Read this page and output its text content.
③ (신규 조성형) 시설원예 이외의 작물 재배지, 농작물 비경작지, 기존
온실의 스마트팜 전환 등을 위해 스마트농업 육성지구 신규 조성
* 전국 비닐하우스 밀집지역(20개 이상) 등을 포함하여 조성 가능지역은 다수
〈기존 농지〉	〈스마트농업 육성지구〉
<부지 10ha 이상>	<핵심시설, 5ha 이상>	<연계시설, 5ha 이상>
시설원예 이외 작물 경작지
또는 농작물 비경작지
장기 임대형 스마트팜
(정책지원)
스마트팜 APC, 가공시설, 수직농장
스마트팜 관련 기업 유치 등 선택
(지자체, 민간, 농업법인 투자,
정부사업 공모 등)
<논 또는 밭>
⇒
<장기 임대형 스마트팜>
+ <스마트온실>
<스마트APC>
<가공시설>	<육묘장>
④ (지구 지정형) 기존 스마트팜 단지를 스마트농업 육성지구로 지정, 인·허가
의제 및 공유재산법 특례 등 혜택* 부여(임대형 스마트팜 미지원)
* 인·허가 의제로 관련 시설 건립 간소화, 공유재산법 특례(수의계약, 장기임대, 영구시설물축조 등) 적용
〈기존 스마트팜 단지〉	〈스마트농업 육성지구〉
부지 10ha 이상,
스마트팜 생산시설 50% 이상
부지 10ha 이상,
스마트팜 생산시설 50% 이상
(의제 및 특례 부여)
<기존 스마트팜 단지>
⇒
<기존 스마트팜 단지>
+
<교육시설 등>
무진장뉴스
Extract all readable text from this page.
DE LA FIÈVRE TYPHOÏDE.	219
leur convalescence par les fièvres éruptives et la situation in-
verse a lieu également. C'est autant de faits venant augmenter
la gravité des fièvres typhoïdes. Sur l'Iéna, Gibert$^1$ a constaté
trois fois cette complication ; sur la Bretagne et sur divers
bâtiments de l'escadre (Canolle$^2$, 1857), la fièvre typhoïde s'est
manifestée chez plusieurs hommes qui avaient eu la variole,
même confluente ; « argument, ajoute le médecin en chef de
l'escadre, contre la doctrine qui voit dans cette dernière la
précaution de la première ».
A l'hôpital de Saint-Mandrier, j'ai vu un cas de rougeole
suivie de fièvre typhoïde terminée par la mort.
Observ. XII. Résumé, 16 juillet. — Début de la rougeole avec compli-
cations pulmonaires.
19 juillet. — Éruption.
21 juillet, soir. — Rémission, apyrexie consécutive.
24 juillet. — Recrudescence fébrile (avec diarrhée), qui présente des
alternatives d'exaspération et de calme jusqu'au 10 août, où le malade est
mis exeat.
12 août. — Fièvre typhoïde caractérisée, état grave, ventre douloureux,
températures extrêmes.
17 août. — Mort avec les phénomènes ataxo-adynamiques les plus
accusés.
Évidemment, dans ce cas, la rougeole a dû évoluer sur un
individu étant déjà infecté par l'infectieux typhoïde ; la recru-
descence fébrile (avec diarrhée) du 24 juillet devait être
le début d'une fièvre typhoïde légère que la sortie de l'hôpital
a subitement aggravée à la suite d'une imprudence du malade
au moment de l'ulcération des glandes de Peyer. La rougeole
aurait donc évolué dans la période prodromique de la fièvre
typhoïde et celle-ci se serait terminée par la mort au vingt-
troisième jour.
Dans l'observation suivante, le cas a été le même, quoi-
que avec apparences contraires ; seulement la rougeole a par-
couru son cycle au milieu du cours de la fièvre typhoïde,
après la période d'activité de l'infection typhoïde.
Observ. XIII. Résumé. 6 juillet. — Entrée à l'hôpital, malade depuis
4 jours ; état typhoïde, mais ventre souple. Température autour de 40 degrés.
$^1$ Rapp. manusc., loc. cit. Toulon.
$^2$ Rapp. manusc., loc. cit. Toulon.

• • •

Print the listing above in full, exactly as it is.

Final result:
Read this page and output its text content.
③ (신규 조성형) 시설원예 이외의 작물 재배지, 농작물 비경작지, 기존
온실의 스마트팜 전환 등을 위해 스마트농업 육성지구 신규 조성
* 전국 비닐하우스 밀집지역(20개 이상) 등을 포함하여 조성 가능지역은 다수
〈기존 농지〉	〈스마트농업 육성지구〉
<부지 10ha 이상>	<핵심시설, 5ha 이상>	<연계시설, 5ha 이상>
시설원예 이외 작물 경작지
또는 농작물 비경작지
장기 임대형 스마트팜
(정책지원)
스마트팜 APC, 가공시설, 수직농장
스마트팜 관련 기업 유치 등 선택
(지자체, 민간, 농업법인 투자,
정부사업 공모 등)
<논 또는 밭>
⇒
<장기 임대형 스마트팜>
+ <스마트온실>
<스마트APC>
<가공시설>	<육묘장>
④ (지구 지정형) 기존 스마트팜 단지를 스마트농업 육성지구로 지정, 인·허가
의제 및 공유재산법 특례 등 혜택* 부여(임대형 스마트팜 미지원)
* 인·허가 의제로 관련 시설 건립 간소화, 공유재산법 특례(수의계약, 장기임대, 영구시설물축조 등) 적용
〈기존 스마트팜 단지〉	〈스마트농업 육성지구〉
부지 10ha 이상,
스마트팜 생산시설 50% 이상
부지 10ha 이상,
스마트팜 생산시설 50% 이상
(의제 및 특례 부여)
<기존 스마트팜 단지>
⇒
<기존 스마트팜 단지>
+
<교육시설 등>
무진장뉴스
Extract all readable text from this page.
DE LA FIÈVRE TYPHOÏDE.	219
leur convalescence par les fièvres éruptives et la situation in-
verse a lieu également. C'est autant de faits venant augmenter
la gravité des fièvres typhoïdes. Sur l'Iéna, Gibert$^1$ a constaté
trois fois cette complication ; sur la Bretagne et sur divers
bâtiments de l'escadre (Canolle$^2$, 1857), la fièvre typhoïde s'est
manifestée chez plusieurs hommes qui avaient eu la variole,
même confluente ; « argument, ajoute le médecin en chef de
l'escadre, contre la doctrine qui voit dans cette dernière la
précaution de la première ».
A l'hôpital de Saint-Mandrier, j'ai vu un cas de rougeole
suivie de fièvre typhoïde terminée par la mort.
Observ. XII. Résumé, 16 juillet. — Début de la rougeole avec compli-
cations pulmonaires.
19 juillet. — Éruption.
21 juillet, soir. — Rémission, apyrexie consécutive.
24 juillet. — Recrudescence fébrile (avec diarrhée), qui présente des
alternatives d'exaspération et de calme jusqu'au 10 août, où le malade est
mis exeat.
12 août. — Fièvre typhoïde caractérisée, état grave, ventre douloureux,
températures extrêmes.
17 août. — Mort avec les phénomènes ataxo-adynamiques les plus
accusés.
Évidemment, dans ce cas, la rougeole a dû évoluer sur un
individu étant déjà infecté par l'infectieux typhoïde ; la recru-
descence fébrile (avec diarrhée) du 24 juillet devait être
le début d'une fièvre typhoïde légère que la sortie de l'hôpital
a subitement aggravée à la suite d'une imprudence du malade
au moment de l'ulcération des glandes de Peyer. La rougeole
aurait donc évolué dans la période prodromique de la fièvre
typhoïde et celle-ci se serait terminée par la mort au vingt-
troisième jour.
Dans l'observation suivante, le cas a été le même, quoi-
que avec apparences contraires ; seulement la rougeole a par-
couru son cycle au milieu du cours de la fièvre typhoïde,
après la période d'activité de l'infection typhoïde.
Observ. XIII. Résumé. 6 juillet. — Entrée à l'hôpital, malade depuis
4 jours ; état typhoïde, mais ventre souple. Température autour de 40 degrés.
$^1$ Rapp. manusc., loc. cit. Toulon.
$^2$ Rapp. manusc., loc. cit. Toulon.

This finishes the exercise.